__Data provided__:

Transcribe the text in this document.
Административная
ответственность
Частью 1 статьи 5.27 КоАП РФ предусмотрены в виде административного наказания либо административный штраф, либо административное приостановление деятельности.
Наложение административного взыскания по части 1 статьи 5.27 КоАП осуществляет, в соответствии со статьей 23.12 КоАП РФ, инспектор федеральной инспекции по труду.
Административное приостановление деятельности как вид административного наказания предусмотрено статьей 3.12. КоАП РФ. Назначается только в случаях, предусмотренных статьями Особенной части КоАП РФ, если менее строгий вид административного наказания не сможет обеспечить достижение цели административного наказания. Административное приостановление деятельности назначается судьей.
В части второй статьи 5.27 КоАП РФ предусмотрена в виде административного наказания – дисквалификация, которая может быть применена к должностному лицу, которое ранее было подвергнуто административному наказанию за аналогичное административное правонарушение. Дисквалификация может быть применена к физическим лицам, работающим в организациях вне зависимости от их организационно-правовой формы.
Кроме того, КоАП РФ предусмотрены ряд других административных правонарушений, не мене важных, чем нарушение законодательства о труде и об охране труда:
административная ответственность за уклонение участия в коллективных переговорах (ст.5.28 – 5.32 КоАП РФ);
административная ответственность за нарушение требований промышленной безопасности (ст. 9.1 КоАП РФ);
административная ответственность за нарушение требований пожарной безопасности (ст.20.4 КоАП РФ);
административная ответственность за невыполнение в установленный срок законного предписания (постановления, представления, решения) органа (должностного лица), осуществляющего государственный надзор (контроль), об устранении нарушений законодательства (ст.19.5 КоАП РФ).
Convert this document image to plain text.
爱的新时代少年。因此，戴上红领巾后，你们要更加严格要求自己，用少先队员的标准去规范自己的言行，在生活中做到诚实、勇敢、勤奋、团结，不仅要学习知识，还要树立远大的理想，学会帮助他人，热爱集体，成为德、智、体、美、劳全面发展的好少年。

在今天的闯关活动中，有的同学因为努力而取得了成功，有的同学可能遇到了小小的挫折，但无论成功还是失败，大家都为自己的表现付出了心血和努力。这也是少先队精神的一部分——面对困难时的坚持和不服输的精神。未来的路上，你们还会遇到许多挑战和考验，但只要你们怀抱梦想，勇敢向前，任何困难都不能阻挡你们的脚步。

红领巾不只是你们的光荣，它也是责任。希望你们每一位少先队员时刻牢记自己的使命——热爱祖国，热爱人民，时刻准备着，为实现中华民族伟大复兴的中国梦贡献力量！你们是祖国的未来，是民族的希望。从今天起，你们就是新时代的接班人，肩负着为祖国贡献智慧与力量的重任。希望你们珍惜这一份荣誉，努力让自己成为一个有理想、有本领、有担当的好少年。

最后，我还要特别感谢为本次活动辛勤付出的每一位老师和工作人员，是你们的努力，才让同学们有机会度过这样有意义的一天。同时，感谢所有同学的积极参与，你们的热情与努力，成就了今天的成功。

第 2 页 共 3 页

__Aim__: Copy out the whole listing exactly; please set it all down.

__Answer to this problem__:
Transcribe the text in this document.
Административная
ответственность
Частью 1 статьи 5.27 КоАП РФ предусмотрены в виде административного наказания либо административный штраф, либо административное приостановление деятельности.
Наложение административного взыскания по части 1 статьи 5.27 КоАП осуществляет, в соответствии со статьей 23.12 КоАП РФ, инспектор федеральной инспекции по труду.
Административное приостановление деятельности как вид административного наказания предусмотрено статьей 3.12. КоАП РФ. Назначается только в случаях, предусмотренных статьями Особенной части КоАП РФ, если менее строгий вид административного наказания не сможет обеспечить достижение цели административного наказания. Административное приостановление деятельности назначается судьей.
В части второй статьи 5.27 КоАП РФ предусмотрена в виде административного наказания – дисквалификация, которая может быть применена к должностному лицу, которое ранее было подвергнуто административному наказанию за аналогичное административное правонарушение. Дисквалификация может быть применена к физическим лицам, работающим в организациях вне зависимости от их организационно-правовой формы.
Кроме того, КоАП РФ предусмотрены ряд других административных правонарушений, не мене важных, чем нарушение законодательства о труде и об охране труда:
административная ответственность за уклонение участия в коллективных переговорах (ст.5.28 – 5.32 КоАП РФ);
административная ответственность за нарушение требований промышленной безопасности (ст. 9.1 КоАП РФ);
административная ответственность за нарушение требований пожарной безопасности (ст.20.4 КоАП РФ);
административная ответственность за невыполнение в установленный срок законного предписания (постановления, представления, решения) органа (должностного лица), осуществляющего государственный надзор (контроль), об устранении нарушений законодательства (ст.19.5 КоАП РФ).
Convert this document image to plain text.
爱的新时代少年。因此，戴上红领巾后，你们要更加严格要求自己，用少先队员的标准去规范自己的言行，在生活中做到诚实、勇敢、勤奋、团结，不仅要学习知识，还要树立远大的理想，学会帮助他人，热爱集体，成为德、智、体、美、劳全面发展的好少年。

在今天的闯关活动中，有的同学因为努力而取得了成功，有的同学可能遇到了小小的挫折，但无论成功还是失败，大家都为自己的表现付出了心血和努力。这也是少先队精神的一部分——面对困难时的坚持和不服输的精神。未来的路上，你们还会遇到许多挑战和考验，但只要你们怀抱梦想，勇敢向前，任何困难都不能阻挡你们的脚步。

红领巾不只是你们的光荣，它也是责任。希望你们每一位少先队员时刻牢记自己的使命——热爱祖国，热爱人民，时刻准备着，为实现中华民族伟大复兴的中国梦贡献力量！你们是祖国的未来，是民族的希望。从今天起，你们就是新时代的接班人，肩负着为祖国贡献智慧与力量的重任。希望你们珍惜这一份荣誉，努力让自己成为一个有理想、有本领、有担当的好少年。

最后，我还要特别感谢为本次活动辛勤付出的每一位老师和工作人员，是你们的努力，才让同学们有机会度过这样有意义的一天。同时，感谢所有同学的积极参与，你们的热情与努力，成就了今天的成功。

第 2 页 共 3 页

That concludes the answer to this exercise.